#### EXTRAIT À LIRE
⁂

Le 4 juillet 2022
Pour Poutine, l’invasion de l’Ukraine a pour but de défendre à tout prix son rôle d’intermédiaire des intérêts de l’impérialisme et de gendarme régional, comme il l’a fait au Kazakhstan et au Belarus récemment. L’objectif est d’atténuer la crise économique qui frappe stratégiquement le pays. La défaite militaire américaine en Afghanistan l’a incité à se fixer désormais cet objectif.
Par Américo Gomes
L’impérialisme américain, avec ses alliés les plus disciplinés (Canada et Grande-Bretagne), voulait accroître la subordination de l’impérialisme européen et surtout de l’Allemagne, en profitant du fait que les États-Unis étaient moins dépendants du pétrole et du gaz russes. Au début, Biden a lancé quelques sanctions économiques partielles, se présentant comme le défenseur du peuple ukrainien et essayant de faire croire à la classe ouvrière qu’il serait favorable à la défaite de Poutine ; mais la situation a changé, après la défaite de Poutine à Kiev, et la prolongation de la guerre qui en a résulté. D’autre part, ils ont utilisé l’invasion pour investir des milliards dans l’armement. Alors qu’il refuse l’envoi d’armes en quantité suffisante pour réduire les différences d’armement entre l’Ukraine et la Russie, l’impérialisme US en profite pour s’armer jusqu’aux dents et renforcer l’OTAN, en envoyant un nombre record de soldats en Europe, en incorporant la Finlande et la Suède, et en augmentant son contrôle militaire sur des pays comme la Pologne, qui aura désormais une base de l’OTAN sur son territoire.

⁂

#### DONNÉES FOURNIES

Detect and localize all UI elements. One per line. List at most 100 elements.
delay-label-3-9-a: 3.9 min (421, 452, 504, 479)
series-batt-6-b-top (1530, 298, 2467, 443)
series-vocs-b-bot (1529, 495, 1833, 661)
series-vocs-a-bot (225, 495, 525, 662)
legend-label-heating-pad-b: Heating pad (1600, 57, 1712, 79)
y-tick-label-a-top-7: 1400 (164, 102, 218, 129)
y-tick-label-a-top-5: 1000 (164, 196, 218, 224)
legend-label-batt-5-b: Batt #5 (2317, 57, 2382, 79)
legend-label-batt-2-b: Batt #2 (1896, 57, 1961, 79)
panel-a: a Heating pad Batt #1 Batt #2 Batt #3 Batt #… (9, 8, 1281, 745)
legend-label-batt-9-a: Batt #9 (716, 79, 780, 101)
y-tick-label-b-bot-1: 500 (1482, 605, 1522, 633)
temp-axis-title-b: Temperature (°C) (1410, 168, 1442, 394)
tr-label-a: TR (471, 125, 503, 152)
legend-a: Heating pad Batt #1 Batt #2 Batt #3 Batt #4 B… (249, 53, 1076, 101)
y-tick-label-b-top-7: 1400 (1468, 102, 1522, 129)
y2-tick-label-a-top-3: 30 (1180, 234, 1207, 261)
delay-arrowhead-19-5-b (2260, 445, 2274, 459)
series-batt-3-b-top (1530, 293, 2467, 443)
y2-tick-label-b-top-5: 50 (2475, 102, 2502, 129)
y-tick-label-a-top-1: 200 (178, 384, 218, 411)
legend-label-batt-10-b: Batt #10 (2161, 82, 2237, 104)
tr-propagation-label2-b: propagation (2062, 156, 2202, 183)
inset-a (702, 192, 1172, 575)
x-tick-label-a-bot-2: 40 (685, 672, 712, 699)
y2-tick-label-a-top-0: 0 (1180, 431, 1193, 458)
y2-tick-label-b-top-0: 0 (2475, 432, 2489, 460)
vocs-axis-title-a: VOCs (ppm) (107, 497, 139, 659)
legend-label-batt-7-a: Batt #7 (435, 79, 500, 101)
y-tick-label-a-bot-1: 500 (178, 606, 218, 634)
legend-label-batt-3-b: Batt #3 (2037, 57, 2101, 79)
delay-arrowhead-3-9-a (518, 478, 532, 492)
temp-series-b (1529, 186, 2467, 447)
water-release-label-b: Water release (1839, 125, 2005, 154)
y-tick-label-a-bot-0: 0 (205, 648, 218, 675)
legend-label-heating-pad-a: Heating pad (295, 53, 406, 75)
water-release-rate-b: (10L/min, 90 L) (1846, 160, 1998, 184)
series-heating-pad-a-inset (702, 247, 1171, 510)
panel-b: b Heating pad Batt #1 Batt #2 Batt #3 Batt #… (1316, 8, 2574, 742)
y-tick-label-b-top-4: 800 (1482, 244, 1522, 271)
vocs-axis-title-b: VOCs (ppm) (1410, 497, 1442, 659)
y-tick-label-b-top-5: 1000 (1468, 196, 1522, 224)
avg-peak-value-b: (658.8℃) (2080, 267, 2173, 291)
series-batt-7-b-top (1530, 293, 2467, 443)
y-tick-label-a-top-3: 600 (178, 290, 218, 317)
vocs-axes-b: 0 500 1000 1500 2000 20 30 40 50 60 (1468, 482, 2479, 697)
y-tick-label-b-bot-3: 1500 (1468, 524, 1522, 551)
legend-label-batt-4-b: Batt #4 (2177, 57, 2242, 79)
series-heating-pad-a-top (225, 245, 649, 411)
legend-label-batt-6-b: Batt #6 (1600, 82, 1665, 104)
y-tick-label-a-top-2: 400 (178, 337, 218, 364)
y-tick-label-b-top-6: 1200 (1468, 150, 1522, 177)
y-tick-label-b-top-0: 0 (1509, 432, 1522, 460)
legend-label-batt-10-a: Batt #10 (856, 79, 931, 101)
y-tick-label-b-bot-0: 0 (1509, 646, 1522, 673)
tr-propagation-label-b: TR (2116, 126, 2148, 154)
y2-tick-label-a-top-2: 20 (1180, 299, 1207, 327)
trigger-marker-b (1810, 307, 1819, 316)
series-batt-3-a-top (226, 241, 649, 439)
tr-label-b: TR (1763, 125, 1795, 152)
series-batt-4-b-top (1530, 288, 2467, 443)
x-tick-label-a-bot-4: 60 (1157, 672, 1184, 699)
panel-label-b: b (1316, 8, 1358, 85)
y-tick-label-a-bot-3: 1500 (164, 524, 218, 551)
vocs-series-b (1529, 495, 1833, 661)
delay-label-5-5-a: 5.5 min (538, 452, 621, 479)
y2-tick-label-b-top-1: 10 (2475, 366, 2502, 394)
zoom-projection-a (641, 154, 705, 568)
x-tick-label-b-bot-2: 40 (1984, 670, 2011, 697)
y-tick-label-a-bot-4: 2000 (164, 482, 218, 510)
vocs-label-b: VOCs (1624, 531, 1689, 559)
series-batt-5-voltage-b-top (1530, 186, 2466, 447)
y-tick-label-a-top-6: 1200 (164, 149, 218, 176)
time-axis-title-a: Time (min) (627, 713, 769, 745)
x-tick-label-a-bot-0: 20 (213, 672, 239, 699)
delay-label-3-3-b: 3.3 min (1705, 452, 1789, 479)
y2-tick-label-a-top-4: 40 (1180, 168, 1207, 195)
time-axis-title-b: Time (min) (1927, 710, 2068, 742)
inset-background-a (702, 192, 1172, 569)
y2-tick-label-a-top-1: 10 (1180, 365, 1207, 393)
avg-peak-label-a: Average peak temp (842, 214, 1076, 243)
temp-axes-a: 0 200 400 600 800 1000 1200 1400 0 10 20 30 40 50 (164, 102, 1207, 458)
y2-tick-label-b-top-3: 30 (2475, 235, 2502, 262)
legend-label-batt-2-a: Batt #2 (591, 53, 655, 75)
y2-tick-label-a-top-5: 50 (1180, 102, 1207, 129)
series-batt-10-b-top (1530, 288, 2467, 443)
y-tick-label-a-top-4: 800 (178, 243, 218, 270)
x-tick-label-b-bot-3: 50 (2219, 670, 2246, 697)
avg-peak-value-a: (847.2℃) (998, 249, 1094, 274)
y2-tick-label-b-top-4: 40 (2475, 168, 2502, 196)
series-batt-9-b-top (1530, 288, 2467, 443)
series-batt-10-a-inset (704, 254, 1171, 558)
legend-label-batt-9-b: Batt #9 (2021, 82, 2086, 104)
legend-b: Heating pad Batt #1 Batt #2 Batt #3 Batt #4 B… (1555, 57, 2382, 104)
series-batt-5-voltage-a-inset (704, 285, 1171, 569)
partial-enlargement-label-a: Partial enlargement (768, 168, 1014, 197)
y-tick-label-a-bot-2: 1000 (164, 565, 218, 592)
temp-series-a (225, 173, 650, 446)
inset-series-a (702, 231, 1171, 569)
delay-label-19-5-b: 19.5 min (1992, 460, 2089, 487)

⁂

#### TRAVAIL À FAIRE
A) Recopiez le passage de l'extrait qui s'ouvre sur les mots « Le 4 juillet » et se clôt sur « désormais cet objectif. ».
B) Répondez à ces questions en vous appuyant sur l'extrait.
(i) Dans quels deux pays Poutine a-t-il récemment joué le rôle de gendarme régional ?
(ii) Quels alliés de l'impérialisme américain sont présentés comme les plus disciplinés ?
(iii) Quel pays aura désormais une base de l'OTAN sur son territoire ?
Le listing n'intervient pas dans ce travail.

#### RÉPONSES PAR CONSIGNE
A)
Le 4 juillet 2022
Pour Poutine, l’invasion de l’Ukraine a pour but de défendre à tout prix son rôle d’intermédiaire des intérêts de l’impérialisme et de gendarme régional, comme il l’a fait au Kazakhstan et au Belarus récemment. L’objectif est d’atténuer la crise économique qui frappe stratégiquement le pays. La défaite militaire américaine en Afghanistan l’a incité à se fixer désormais cet objectif.

B)
(i) Au Kazakhstan et au Belarus.
(ii) Le Canada et la Grande-Bretagne.
(iii) La Pologne.